- **Written exercise**: From the entries below, copy every line holding the word "label".

- **Dataset**:
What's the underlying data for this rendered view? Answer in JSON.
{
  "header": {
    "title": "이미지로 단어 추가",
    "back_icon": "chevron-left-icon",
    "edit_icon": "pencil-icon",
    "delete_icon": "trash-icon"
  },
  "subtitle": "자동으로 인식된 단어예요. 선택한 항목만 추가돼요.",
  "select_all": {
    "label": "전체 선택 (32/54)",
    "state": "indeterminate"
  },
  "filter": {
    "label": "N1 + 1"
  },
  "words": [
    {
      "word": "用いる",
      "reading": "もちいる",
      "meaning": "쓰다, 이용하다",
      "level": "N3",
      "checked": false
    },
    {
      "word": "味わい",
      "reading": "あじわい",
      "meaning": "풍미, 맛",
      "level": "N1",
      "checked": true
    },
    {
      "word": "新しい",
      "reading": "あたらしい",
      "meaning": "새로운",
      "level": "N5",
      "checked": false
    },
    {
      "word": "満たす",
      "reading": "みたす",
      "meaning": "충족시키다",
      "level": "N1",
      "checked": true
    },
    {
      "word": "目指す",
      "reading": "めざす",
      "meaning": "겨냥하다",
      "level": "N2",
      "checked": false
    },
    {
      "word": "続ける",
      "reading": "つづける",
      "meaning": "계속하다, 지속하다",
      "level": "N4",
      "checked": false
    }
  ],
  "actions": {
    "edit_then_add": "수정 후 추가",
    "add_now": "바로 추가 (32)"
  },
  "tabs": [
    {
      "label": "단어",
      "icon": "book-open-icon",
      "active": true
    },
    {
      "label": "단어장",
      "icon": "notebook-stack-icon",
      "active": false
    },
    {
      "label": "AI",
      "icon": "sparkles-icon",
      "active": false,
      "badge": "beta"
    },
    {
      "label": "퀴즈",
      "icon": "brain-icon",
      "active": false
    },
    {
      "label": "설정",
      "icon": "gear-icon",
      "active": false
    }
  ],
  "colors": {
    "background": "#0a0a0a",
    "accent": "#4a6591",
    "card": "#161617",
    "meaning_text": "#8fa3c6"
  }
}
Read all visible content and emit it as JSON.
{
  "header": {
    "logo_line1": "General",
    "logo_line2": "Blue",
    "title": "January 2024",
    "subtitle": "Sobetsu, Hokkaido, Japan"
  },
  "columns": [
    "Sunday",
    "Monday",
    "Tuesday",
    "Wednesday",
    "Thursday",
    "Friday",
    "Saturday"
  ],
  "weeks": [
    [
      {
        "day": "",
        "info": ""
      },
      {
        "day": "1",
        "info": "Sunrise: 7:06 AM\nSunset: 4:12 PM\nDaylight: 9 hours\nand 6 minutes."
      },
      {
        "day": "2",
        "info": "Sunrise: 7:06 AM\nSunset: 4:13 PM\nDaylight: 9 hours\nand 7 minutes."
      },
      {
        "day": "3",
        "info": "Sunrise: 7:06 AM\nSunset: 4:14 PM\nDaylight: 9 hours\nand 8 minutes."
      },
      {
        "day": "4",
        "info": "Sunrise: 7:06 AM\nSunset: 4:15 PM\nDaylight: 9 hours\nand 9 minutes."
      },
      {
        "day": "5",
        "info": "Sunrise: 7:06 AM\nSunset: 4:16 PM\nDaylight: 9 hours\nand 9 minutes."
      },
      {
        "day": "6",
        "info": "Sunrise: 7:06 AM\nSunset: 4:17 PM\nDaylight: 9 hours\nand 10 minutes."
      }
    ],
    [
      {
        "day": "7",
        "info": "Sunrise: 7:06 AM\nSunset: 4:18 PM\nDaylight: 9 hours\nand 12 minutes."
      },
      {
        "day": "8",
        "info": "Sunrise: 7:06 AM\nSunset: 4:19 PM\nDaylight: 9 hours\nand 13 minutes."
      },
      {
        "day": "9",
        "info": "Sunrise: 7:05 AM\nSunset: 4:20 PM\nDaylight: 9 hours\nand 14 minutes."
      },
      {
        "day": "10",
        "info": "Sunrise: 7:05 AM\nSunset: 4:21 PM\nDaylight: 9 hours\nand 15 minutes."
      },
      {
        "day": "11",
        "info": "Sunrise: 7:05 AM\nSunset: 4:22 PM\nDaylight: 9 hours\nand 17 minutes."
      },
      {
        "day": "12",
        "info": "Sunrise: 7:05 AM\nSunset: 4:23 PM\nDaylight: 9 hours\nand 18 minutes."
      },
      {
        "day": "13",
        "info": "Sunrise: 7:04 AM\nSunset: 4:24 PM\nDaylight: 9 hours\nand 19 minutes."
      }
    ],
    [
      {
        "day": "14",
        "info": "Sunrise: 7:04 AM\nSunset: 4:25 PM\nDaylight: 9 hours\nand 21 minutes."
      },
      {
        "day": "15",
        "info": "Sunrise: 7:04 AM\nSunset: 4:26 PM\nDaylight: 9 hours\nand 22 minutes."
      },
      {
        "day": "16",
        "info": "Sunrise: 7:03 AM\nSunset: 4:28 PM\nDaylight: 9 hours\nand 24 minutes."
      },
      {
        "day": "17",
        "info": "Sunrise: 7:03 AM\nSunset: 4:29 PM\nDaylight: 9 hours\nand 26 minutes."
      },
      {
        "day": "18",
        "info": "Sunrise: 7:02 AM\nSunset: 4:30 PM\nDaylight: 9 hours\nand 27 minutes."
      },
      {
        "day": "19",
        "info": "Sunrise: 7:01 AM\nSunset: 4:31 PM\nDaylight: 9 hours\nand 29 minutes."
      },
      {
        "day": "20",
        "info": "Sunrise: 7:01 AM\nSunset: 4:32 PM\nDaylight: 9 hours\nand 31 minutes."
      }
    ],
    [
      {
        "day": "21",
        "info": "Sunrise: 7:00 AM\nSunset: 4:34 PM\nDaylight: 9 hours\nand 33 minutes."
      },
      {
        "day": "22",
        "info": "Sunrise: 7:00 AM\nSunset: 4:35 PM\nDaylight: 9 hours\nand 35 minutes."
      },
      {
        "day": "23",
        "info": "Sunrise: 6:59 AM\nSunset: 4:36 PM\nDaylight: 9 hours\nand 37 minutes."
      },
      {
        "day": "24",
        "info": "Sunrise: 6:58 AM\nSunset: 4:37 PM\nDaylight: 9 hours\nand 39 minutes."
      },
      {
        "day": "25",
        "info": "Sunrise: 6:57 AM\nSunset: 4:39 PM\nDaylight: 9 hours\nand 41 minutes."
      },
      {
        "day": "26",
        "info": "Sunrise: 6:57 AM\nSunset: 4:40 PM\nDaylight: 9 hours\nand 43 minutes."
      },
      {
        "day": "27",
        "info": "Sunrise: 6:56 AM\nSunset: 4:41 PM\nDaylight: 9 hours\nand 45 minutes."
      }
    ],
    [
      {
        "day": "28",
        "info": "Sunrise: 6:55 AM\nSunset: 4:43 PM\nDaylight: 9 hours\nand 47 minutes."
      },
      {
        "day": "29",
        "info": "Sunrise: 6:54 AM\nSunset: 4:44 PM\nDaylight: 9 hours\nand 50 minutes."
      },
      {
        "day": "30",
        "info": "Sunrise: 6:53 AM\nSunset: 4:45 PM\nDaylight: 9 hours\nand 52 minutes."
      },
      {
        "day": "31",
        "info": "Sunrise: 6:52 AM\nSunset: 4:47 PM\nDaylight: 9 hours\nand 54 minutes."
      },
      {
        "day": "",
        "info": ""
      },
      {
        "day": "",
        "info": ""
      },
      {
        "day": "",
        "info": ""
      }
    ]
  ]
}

- **Exercise result**:
    "label": "전체 선택 (32/54)",
    "label": "N1 + 1"
      "label": "단어",
      "label": "단어장",
      "label": "AI",
      "label": "퀴즈",
      "label": "설정",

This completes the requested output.